[start]

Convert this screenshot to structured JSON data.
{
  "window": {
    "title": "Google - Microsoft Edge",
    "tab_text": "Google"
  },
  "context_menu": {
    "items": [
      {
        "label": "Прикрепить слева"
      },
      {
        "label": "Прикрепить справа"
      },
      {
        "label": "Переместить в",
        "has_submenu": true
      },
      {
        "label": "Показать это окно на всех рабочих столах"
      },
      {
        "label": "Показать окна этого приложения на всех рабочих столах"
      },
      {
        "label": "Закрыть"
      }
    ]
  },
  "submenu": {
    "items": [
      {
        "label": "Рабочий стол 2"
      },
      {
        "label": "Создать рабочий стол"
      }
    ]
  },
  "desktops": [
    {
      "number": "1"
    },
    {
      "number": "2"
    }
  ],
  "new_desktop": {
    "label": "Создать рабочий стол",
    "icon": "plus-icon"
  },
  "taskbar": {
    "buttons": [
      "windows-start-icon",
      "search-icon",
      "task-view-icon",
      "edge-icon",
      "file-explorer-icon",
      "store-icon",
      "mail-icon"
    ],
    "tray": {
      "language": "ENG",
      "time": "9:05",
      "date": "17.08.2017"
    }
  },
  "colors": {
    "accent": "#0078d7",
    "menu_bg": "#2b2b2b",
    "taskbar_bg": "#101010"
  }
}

[end]

**Written exercise:** Locate all lines in the listing above with the word "Прикрепить" and copy them.

**Task result:**
        "label": "Прикрепить слева"
        "label": "Прикрепить справа"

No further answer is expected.